◆ **PROBLEM**: Retype every line of the records below without changing anything, but leave out the pictures.

◆ **Image region notes**:
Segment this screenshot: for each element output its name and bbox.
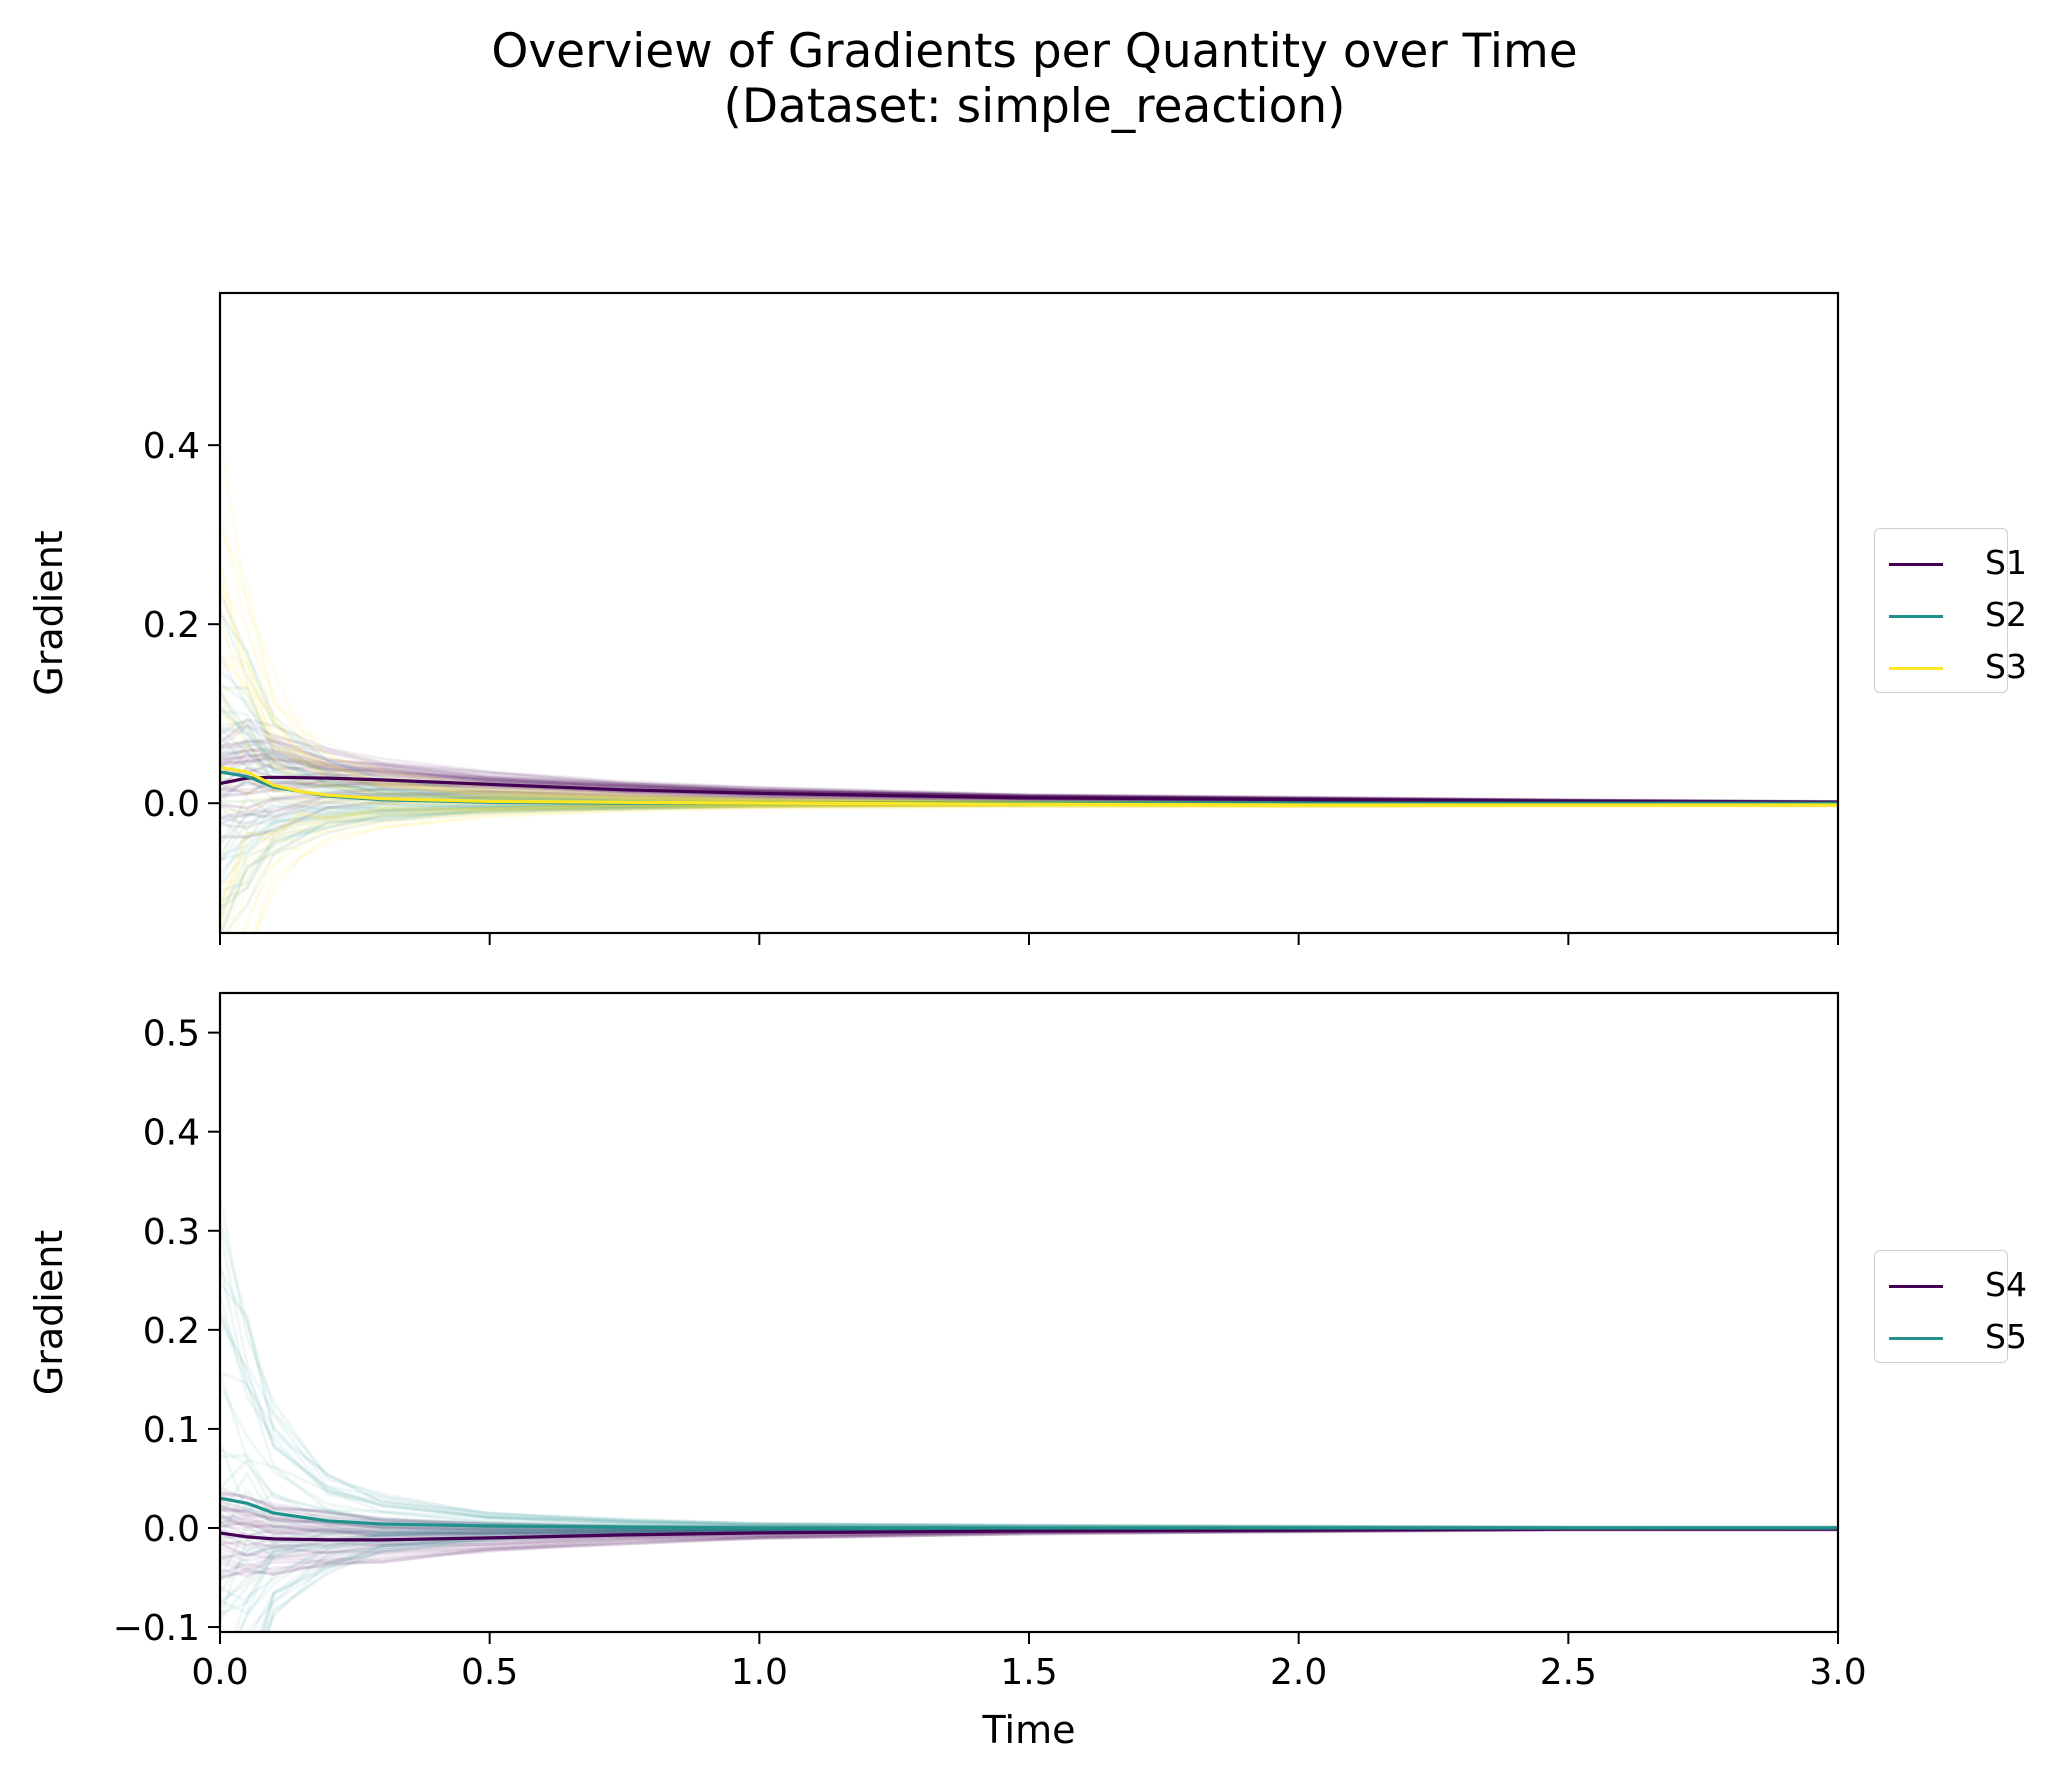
trace-s5-39 (220, 1282, 1838, 1529)
trace-s5-8 (220, 1384, 1838, 1530)
legend-entry-s2: S2 (1875, 591, 2027, 641)
trace-s5-40 (220, 1196, 1838, 1529)
trace-s3-15 (220, 508, 1838, 806)
x-tick-label: 2.0 (1270, 1652, 1327, 1693)
trace-s2-6 (220, 802, 1838, 933)
legend-entry-s4: S4 (1875, 1261, 2027, 1311)
legend-entry-s3: S3 (1875, 643, 2027, 693)
figure-subtitle: (Dataset: simple_reaction) (723, 79, 1346, 134)
trace-s3-28 (220, 528, 1838, 806)
trace-s3-13 (220, 527, 1838, 806)
series-line-s5 (220, 1496, 1838, 1530)
trace-s5-1 (220, 1372, 1838, 1530)
x-axis-label: Time (982, 1708, 1076, 1752)
trace-s5-36 (220, 1221, 1838, 1529)
trace-s3-42 (220, 803, 1838, 917)
y-tick-label: 0.4 (143, 1113, 200, 1154)
y-tick-label: 0.1 (143, 1410, 200, 1451)
trace-s3-0 (220, 803, 1838, 933)
trace-s5-5 (220, 1264, 1838, 1529)
trace-s3-18 (220, 433, 1838, 806)
trace-s4-20 (220, 1528, 1838, 1578)
trace-s3-7 (240, 804, 1838, 933)
trace-s3-21 (220, 803, 1838, 931)
trace-s3-33 (220, 804, 1838, 928)
x-tick-label: 2.5 (1540, 1652, 1597, 1693)
trace-s5-18 (220, 1230, 1838, 1529)
legend-entry-s5: S5 (1875, 1313, 2027, 1363)
trace-s5-22 (220, 1267, 1838, 1529)
y-axis-label: Gradient (27, 1230, 71, 1395)
trace-s5-20 (220, 1294, 1838, 1529)
trace-s5-34 (220, 1314, 1838, 1529)
x-tick-label: 0.0 (191, 1652, 248, 1693)
trace-s5-38 (220, 1310, 1838, 1529)
legend-swatch-s2 (1889, 615, 1943, 618)
trace-s3-20 (234, 804, 1838, 933)
y-tick-label: 0.2 (143, 605, 200, 646)
ensemble-s3 (220, 433, 1838, 933)
trace-s2-41 (220, 802, 1838, 933)
trace-s3-41 (239, 804, 1838, 933)
legend-swatch-s5 (1889, 1337, 1943, 1340)
legend-swatch-s4 (1889, 1285, 1943, 1288)
series-line-s4 (220, 1527, 1838, 1542)
legend-swatch-s1 (1889, 563, 1943, 566)
x-tick-label: 3.0 (1809, 1652, 1866, 1693)
bottom-panel: 0.0 0.5 1.0 1.5 2.0 2.5 3.0−0.10.00.10.20.30.4… (27, 991, 1867, 1752)
y-tick-label: 0.3 (143, 1212, 200, 1253)
trace-s5-30 (220, 1370, 1838, 1530)
y-tick-label: 0.0 (143, 784, 200, 825)
legend-entry-s1: S1 (1875, 539, 2027, 589)
y-tick-label: 0.4 (143, 426, 200, 467)
y-axis-label: Gradient (27, 530, 71, 695)
x-tick-label: 1.0 (731, 1652, 788, 1693)
trace-s5-11 (220, 1318, 1838, 1529)
bottom-legend: S4 S5 (1874, 1250, 2027, 1363)
trace-s2-12 (223, 802, 1838, 933)
y-tick-label: −0.1 (113, 1608, 200, 1649)
top-panel: 0.0 0.2 0.4 Gradient (27, 291, 1840, 945)
trace-s3-44 (252, 804, 1838, 933)
axes-frame (218, 291, 1840, 935)
plot-area (220, 433, 1838, 933)
plot-area (220, 1196, 1838, 1632)
y-tick-label: 0.2 (143, 1311, 200, 1352)
trace-s3-16 (253, 804, 1838, 933)
figure-title: Overview of Gradients per Quantity over … (491, 24, 1578, 79)
trace-s3-30 (220, 803, 1838, 925)
legend-label-s5: S5 (1985, 1317, 2027, 1356)
legend-label-s4: S4 (1985, 1265, 2027, 1304)
trace-s1-9 (220, 724, 1838, 804)
y-tick-label: 0.5 (143, 1014, 200, 1055)
trace-s3-29 (253, 804, 1838, 933)
legend-label-s2: S2 (1985, 595, 2027, 634)
trace-s3-34 (227, 803, 1838, 933)
top-legend: S1 S2 S3 (1874, 528, 2027, 693)
legend-swatch-s3 (1889, 667, 1943, 670)
trace-s1-42 (220, 724, 1838, 804)
legend-label-s3: S3 (1985, 647, 2027, 686)
x-tick-label: 1.5 (1000, 1652, 1057, 1693)
x-tick-label: 0.5 (461, 1652, 518, 1693)
legend-label-s1: S1 (1985, 543, 2027, 582)
series-line-s1 (220, 775, 1838, 804)
y-tick-label: 0.0 (143, 1509, 200, 1550)
series-line-s3 (220, 765, 1838, 807)
trace-s1-13 (220, 718, 1838, 803)
trace-s1-18 (220, 717, 1838, 803)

◆ **EXPECTED OUTPUT**:
Segment this screenshot: for each element output its name and bbox.
trace-s5-39 (220, 1282, 1838, 1529)
trace-s5-8 (220, 1384, 1838, 1530)
legend-entry-s2: S2 (1875, 591, 2027, 641)
trace-s5-40 (220, 1196, 1838, 1529)
trace-s3-15 (220, 508, 1838, 806)
x-tick-label: 2.0 (1270, 1652, 1327, 1693)
trace-s2-6 (220, 802, 1838, 933)
legend-entry-s4: S4 (1875, 1261, 2027, 1311)
legend-entry-s3: S3 (1875, 643, 2027, 693)
figure-subtitle: (Dataset: simple_reaction) (723, 79, 1346, 134)
trace-s3-28 (220, 528, 1838, 806)
trace-s3-13 (220, 527, 1838, 806)
series-line-s5 (220, 1496, 1838, 1530)
trace-s5-1 (220, 1372, 1838, 1530)
x-axis-label: Time (982, 1708, 1076, 1752)
trace-s5-36 (220, 1221, 1838, 1529)
trace-s3-42 (220, 803, 1838, 917)
y-tick-label: 0.4 (143, 1113, 200, 1154)
y-tick-label: 0.1 (143, 1410, 200, 1451)
trace-s3-0 (220, 803, 1838, 933)
trace-s5-5 (220, 1264, 1838, 1529)
trace-s3-18 (220, 433, 1838, 806)
trace-s4-20 (220, 1528, 1838, 1578)
trace-s3-7 (240, 804, 1838, 933)
trace-s3-21 (220, 803, 1838, 931)
trace-s3-33 (220, 804, 1838, 928)
x-tick-label: 2.5 (1540, 1652, 1597, 1693)
trace-s5-18 (220, 1230, 1838, 1529)
legend-entry-s5: S5 (1875, 1313, 2027, 1363)
trace-s5-22 (220, 1267, 1838, 1529)
y-axis-label: Gradient (27, 1230, 71, 1395)
trace-s5-20 (220, 1294, 1838, 1529)
trace-s5-34 (220, 1314, 1838, 1529)
x-tick-label: 0.0 (191, 1652, 248, 1693)
trace-s5-38 (220, 1310, 1838, 1529)
legend-swatch-s2 (1889, 615, 1943, 618)
trace-s3-20 (234, 804, 1838, 933)
y-tick-label: 0.2 (143, 605, 200, 646)
ensemble-s3 (220, 433, 1838, 933)
trace-s2-41 (220, 802, 1838, 933)
trace-s3-41 (239, 804, 1838, 933)
legend-swatch-s5 (1889, 1337, 1943, 1340)
legend-swatch-s4 (1889, 1285, 1943, 1288)
series-line-s4 (220, 1527, 1838, 1542)
legend-swatch-s1 (1889, 563, 1943, 566)
x-tick-label: 3.0 (1809, 1652, 1866, 1693)
bottom-panel: 0.0 0.5 1.0 1.5 2.0 2.5 3.0−0.10.00.10.20.30.4… (27, 991, 1867, 1752)
y-tick-label: 0.3 (143, 1212, 200, 1253)
trace-s5-30 (220, 1370, 1838, 1530)
y-tick-label: 0.0 (143, 784, 200, 825)
legend-entry-s1: S1 (1875, 539, 2027, 589)
y-tick-label: 0.4 (143, 426, 200, 467)
y-axis-label: Gradient (27, 530, 71, 695)
x-tick-label: 1.0 (731, 1652, 788, 1693)
trace-s5-11 (220, 1318, 1838, 1529)
bottom-legend: S4 S5 (1874, 1250, 2027, 1363)
trace-s2-12 (223, 802, 1838, 933)
y-tick-label: −0.1 (113, 1608, 200, 1649)
top-panel: 0.0 0.2 0.4 Gradient (27, 291, 1840, 945)
trace-s3-44 (252, 804, 1838, 933)
axes-frame (218, 291, 1840, 935)
plot-area (220, 433, 1838, 933)
plot-area (220, 1196, 1838, 1632)
y-tick-label: 0.2 (143, 1311, 200, 1352)
trace-s3-16 (253, 804, 1838, 933)
figure-title: Overview of Gradients per Quantity over … (491, 24, 1578, 79)
trace-s3-30 (220, 803, 1838, 925)
legend-label-s5: S5 (1985, 1317, 2027, 1356)
legend-label-s4: S4 (1985, 1265, 2027, 1304)
trace-s1-9 (220, 724, 1838, 804)
y-tick-label: 0.5 (143, 1014, 200, 1055)
trace-s3-29 (253, 804, 1838, 933)
legend-label-s2: S2 (1985, 595, 2027, 634)
trace-s3-34 (227, 803, 1838, 933)
top-legend: S1 S2 S3 (1874, 528, 2027, 693)
legend-swatch-s3 (1889, 667, 1943, 670)
trace-s1-42 (220, 724, 1838, 804)
legend-label-s3: S3 (1985, 647, 2027, 686)
x-tick-label: 1.5 (1000, 1652, 1057, 1693)
x-tick-label: 0.5 (461, 1652, 518, 1693)
legend-label-s1: S1 (1985, 543, 2027, 582)
series-line-s1 (220, 775, 1838, 804)
y-tick-label: 0.0 (143, 1509, 200, 1550)
series-line-s3 (220, 765, 1838, 807)
trace-s1-13 (220, 718, 1838, 803)
trace-s1-18 (220, 717, 1838, 803)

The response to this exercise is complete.